=== MATERIAL TO PROCESS ===
----

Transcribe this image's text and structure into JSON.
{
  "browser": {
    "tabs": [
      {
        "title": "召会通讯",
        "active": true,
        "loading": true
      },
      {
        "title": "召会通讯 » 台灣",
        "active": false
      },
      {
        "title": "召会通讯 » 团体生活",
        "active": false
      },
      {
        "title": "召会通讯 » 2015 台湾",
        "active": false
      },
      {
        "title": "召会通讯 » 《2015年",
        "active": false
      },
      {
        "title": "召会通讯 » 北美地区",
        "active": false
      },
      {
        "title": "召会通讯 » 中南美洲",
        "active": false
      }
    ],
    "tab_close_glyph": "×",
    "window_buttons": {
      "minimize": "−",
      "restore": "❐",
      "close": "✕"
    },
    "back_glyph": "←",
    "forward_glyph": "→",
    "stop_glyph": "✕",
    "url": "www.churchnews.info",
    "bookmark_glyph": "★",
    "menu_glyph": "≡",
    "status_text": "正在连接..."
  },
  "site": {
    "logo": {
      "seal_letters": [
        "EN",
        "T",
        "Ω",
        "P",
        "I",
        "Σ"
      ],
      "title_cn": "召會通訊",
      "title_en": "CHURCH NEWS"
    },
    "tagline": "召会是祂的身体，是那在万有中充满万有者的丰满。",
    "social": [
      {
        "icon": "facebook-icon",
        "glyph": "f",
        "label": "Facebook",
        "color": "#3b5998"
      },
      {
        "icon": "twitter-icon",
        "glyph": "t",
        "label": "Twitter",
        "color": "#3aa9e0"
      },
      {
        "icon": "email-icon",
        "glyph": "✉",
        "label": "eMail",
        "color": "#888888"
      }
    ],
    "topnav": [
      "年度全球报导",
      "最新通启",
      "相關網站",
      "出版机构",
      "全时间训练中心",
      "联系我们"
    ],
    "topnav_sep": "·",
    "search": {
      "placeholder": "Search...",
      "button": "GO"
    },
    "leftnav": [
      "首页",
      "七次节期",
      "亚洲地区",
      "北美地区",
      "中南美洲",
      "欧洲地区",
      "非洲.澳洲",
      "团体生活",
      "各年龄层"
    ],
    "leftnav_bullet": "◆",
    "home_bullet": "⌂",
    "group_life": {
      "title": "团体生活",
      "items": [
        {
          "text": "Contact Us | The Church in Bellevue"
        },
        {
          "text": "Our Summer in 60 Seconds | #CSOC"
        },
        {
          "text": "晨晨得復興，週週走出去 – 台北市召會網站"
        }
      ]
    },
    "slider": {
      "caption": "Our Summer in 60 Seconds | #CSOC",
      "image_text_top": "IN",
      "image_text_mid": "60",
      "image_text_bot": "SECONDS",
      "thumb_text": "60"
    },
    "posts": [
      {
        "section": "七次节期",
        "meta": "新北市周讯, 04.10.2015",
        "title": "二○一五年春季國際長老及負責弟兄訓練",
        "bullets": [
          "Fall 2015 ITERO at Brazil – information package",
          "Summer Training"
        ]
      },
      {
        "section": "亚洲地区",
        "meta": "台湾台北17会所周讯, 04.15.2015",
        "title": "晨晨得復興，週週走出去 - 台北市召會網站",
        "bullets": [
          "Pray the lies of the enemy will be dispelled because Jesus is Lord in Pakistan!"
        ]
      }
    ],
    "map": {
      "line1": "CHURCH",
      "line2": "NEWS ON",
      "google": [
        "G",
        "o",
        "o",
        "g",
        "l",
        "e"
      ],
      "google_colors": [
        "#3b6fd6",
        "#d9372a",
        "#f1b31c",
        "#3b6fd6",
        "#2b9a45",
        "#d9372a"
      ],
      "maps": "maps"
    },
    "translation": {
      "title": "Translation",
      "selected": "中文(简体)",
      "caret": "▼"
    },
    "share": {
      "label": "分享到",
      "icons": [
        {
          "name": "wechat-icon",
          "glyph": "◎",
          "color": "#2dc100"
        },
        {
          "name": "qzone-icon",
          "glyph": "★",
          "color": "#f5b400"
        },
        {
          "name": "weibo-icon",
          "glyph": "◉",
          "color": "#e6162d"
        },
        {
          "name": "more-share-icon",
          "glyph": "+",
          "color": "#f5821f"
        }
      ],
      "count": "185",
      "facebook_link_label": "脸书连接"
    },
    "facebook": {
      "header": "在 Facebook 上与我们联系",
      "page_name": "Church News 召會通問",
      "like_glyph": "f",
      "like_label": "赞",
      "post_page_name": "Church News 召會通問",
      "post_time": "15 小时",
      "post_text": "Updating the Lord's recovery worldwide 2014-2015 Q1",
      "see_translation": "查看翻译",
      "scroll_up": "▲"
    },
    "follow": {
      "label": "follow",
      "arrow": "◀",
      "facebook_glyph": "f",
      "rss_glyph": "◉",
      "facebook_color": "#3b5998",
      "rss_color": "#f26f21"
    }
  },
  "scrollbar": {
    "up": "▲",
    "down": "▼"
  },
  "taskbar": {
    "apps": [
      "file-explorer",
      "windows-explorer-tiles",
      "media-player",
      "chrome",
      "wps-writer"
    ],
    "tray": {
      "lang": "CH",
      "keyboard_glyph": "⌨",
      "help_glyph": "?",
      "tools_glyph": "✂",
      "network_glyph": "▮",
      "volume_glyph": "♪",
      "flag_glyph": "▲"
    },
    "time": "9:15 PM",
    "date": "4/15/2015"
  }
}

----

Faithfully transcribe the whole of the data.

=== RESPONSE TO THIS TASK ===
Transcribe this image's text and structure into JSON.
{
  "browser": {
    "tabs": [
      {
        "title": "召会通讯",
        "active": true,
        "loading": true
      },
      {
        "title": "召会通讯 » 台灣",
        "active": false
      },
      {
        "title": "召会通讯 » 团体生活",
        "active": false
      },
      {
        "title": "召会通讯 » 2015 台湾",
        "active": false
      },
      {
        "title": "召会通讯 » 《2015年",
        "active": false
      },
      {
        "title": "召会通讯 » 北美地区",
        "active": false
      },
      {
        "title": "召会通讯 » 中南美洲",
        "active": false
      }
    ],
    "tab_close_glyph": "×",
    "window_buttons": {
      "minimize": "−",
      "restore": "❐",
      "close": "✕"
    },
    "back_glyph": "←",
    "forward_glyph": "→",
    "stop_glyph": "✕",
    "url": "www.churchnews.info",
    "bookmark_glyph": "★",
    "menu_glyph": "≡",
    "status_text": "正在连接..."
  },
  "site": {
    "logo": {
      "seal_letters": [
        "EN",
        "T",
        "Ω",
        "P",
        "I",
        "Σ"
      ],
      "title_cn": "召會通訊",
      "title_en": "CHURCH NEWS"
    },
    "tagline": "召会是祂的身体，是那在万有中充满万有者的丰满。",
    "social": [
      {
        "icon": "facebook-icon",
        "glyph": "f",
        "label": "Facebook",
        "color": "#3b5998"
      },
      {
        "icon": "twitter-icon",
        "glyph": "t",
        "label": "Twitter",
        "color": "#3aa9e0"
      },
      {
        "icon": "email-icon",
        "glyph": "✉",
        "label": "eMail",
        "color": "#888888"
      }
    ],
    "topnav": [
      "年度全球报导",
      "最新通启",
      "相關網站",
      "出版机构",
      "全时间训练中心",
      "联系我们"
    ],
    "topnav_sep": "·",
    "search": {
      "placeholder": "Search...",
      "button": "GO"
    },
    "leftnav": [
      "首页",
      "七次节期",
      "亚洲地区",
      "北美地区",
      "中南美洲",
      "欧洲地区",
      "非洲.澳洲",
      "团体生活",
      "各年龄层"
    ],
    "leftnav_bullet": "◆",
    "home_bullet": "⌂",
    "group_life": {
      "title": "团体生活",
      "items": [
        {
          "text": "Contact Us | The Church in Bellevue"
        },
        {
          "text": "Our Summer in 60 Seconds | #CSOC"
        },
        {
          "text": "晨晨得復興，週週走出去 – 台北市召會網站"
        }
      ]
    },
    "slider": {
      "caption": "Our Summer in 60 Seconds | #CSOC",
      "image_text_top": "IN",
      "image_text_mid": "60",
      "image_text_bot": "SECONDS",
      "thumb_text": "60"
    },
    "posts": [
      {
        "section": "七次节期",
        "meta": "新北市周讯, 04.10.2015",
        "title": "二○一五年春季國際長老及負責弟兄訓練",
        "bullets": [
          "Fall 2015 ITERO at Brazil – information package",
          "Summer Training"
        ]
      },
      {
        "section": "亚洲地区",
        "meta": "台湾台北17会所周讯, 04.15.2015",
        "title": "晨晨得復興，週週走出去 - 台北市召會網站",
        "bullets": [
          "Pray the lies of the enemy will be dispelled because Jesus is Lord in Pakistan!"
        ]
      }
    ],
    "map": {
      "line1": "CHURCH",
      "line2": "NEWS ON",
      "google": [
        "G",
        "o",
        "o",
        "g",
        "l",
        "e"
      ],
      "google_colors": [
        "#3b6fd6",
        "#d9372a",
        "#f1b31c",
        "#3b6fd6",
        "#2b9a45",
        "#d9372a"
      ],
      "maps": "maps"
    },
    "translation": {
      "title": "Translation",
      "selected": "中文(简体)",
      "caret": "▼"
    },
    "share": {
      "label": "分享到",
      "icons": [
        {
          "name": "wechat-icon",
          "glyph": "◎",
          "color": "#2dc100"
        },
        {
          "name": "qzone-icon",
          "glyph": "★",
          "color": "#f5b400"
        },
        {
          "name": "weibo-icon",
          "glyph": "◉",
          "color": "#e6162d"
        },
        {
          "name": "more-share-icon",
          "glyph": "+",
          "color": "#f5821f"
        }
      ],
      "count": "185",
      "facebook_link_label": "脸书连接"
    },
    "facebook": {
      "header": "在 Facebook 上与我们联系",
      "page_name": "Church News 召會通問",
      "like_glyph": "f",
      "like_label": "赞",
      "post_page_name": "Church News 召會通問",
      "post_time": "15 小时",
      "post_text": "Updating the Lord's recovery worldwide 2014-2015 Q1",
      "see_translation": "查看翻译",
      "scroll_up": "▲"
    },
    "follow": {
      "label": "follow",
      "arrow": "◀",
      "facebook_glyph": "f",
      "rss_glyph": "◉",
      "facebook_color": "#3b5998",
      "rss_color": "#f26f21"
    }
  },
  "scrollbar": {
    "up": "▲",
    "down": "▼"
  },
  "taskbar": {
    "apps": [
      "file-explorer",
      "windows-explorer-tiles",
      "media-player",
      "chrome",
      "wps-writer"
    ],
    "tray": {
      "lang": "CH",
      "keyboard_glyph": "⌨",
      "help_glyph": "?",
      "tools_glyph": "✂",
      "network_glyph": "▮",
      "volume_glyph": "♪",
      "flag_glyph": "▲"
    },
    "time": "9:15 PM",
    "date": "4/15/2015"
  }
}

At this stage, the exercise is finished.